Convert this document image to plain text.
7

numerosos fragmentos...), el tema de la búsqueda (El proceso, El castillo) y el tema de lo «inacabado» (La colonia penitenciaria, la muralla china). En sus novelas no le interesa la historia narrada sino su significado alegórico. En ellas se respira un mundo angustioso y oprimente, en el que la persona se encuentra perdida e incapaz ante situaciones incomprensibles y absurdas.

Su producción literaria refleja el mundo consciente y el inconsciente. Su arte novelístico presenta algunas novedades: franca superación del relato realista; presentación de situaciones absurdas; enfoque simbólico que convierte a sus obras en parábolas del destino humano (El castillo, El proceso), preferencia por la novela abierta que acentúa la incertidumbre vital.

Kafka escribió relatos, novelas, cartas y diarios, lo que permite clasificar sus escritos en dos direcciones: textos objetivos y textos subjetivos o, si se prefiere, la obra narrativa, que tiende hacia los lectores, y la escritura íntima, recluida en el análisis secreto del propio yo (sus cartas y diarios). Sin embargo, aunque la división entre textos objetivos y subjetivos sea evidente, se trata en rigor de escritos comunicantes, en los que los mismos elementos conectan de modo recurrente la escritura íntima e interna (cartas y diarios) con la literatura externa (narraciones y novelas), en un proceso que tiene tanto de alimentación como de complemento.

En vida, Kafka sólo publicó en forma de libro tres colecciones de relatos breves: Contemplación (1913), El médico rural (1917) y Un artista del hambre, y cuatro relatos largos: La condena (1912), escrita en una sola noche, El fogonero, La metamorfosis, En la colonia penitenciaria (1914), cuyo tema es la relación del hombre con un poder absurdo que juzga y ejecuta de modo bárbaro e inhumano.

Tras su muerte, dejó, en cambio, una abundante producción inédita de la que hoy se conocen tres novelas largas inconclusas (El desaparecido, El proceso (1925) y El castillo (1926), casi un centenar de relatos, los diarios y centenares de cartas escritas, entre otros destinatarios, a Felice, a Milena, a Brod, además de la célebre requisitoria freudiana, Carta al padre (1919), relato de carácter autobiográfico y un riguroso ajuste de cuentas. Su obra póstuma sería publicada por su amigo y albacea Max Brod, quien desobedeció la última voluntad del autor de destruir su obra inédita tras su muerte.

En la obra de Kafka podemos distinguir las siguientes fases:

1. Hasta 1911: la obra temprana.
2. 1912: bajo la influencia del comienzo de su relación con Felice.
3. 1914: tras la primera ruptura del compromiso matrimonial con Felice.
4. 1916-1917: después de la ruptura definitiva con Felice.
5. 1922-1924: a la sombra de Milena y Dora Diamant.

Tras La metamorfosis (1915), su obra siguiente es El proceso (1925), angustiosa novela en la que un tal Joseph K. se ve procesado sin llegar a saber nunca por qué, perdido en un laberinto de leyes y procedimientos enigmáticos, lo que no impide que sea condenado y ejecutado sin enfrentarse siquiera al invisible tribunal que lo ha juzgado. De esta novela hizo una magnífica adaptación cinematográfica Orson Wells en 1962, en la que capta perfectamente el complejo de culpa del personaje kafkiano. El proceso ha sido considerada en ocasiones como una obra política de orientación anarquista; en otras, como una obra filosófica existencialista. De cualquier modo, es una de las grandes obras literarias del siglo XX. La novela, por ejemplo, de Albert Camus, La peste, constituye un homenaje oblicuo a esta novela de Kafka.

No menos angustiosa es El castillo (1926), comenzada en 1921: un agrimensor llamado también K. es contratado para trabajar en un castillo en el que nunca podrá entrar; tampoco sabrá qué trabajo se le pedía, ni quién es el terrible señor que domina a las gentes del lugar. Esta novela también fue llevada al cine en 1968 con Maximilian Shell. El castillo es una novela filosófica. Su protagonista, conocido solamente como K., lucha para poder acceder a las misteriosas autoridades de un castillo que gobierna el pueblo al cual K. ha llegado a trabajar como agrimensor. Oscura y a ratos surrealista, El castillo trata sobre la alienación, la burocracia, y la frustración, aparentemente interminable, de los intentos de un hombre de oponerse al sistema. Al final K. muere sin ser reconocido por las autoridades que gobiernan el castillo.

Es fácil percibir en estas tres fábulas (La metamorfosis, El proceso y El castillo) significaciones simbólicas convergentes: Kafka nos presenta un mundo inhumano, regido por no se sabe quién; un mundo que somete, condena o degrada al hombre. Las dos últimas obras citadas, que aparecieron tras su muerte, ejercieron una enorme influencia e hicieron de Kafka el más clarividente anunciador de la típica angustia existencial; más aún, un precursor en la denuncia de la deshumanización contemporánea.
•••••
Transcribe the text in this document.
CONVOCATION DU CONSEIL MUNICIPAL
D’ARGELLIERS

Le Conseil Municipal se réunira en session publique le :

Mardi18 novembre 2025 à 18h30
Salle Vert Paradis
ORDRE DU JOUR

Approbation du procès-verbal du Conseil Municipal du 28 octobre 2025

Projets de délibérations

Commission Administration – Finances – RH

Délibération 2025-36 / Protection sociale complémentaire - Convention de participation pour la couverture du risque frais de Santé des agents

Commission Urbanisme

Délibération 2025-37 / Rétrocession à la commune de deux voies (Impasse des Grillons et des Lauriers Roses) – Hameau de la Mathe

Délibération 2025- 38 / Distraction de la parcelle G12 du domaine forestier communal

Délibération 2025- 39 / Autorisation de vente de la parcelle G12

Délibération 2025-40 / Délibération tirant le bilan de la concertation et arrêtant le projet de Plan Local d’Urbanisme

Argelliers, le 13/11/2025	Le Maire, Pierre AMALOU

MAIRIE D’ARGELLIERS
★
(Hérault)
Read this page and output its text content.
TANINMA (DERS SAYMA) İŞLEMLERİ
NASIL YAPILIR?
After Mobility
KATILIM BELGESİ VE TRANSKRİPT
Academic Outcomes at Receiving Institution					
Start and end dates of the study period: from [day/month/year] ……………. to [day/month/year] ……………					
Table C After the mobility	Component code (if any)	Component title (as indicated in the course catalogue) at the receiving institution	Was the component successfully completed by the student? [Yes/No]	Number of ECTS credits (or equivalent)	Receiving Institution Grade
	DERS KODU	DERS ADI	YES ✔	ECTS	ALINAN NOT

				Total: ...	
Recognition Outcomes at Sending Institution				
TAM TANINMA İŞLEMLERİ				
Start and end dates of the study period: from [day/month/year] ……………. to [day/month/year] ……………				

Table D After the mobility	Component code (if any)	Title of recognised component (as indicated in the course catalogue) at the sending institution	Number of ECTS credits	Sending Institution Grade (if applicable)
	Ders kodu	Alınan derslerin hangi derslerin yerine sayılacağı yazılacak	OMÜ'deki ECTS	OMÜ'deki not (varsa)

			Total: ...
•••••
## Prompt:
Say how many lines above contain the string "ruptura". Answer with the number only.

## Problem solution:
2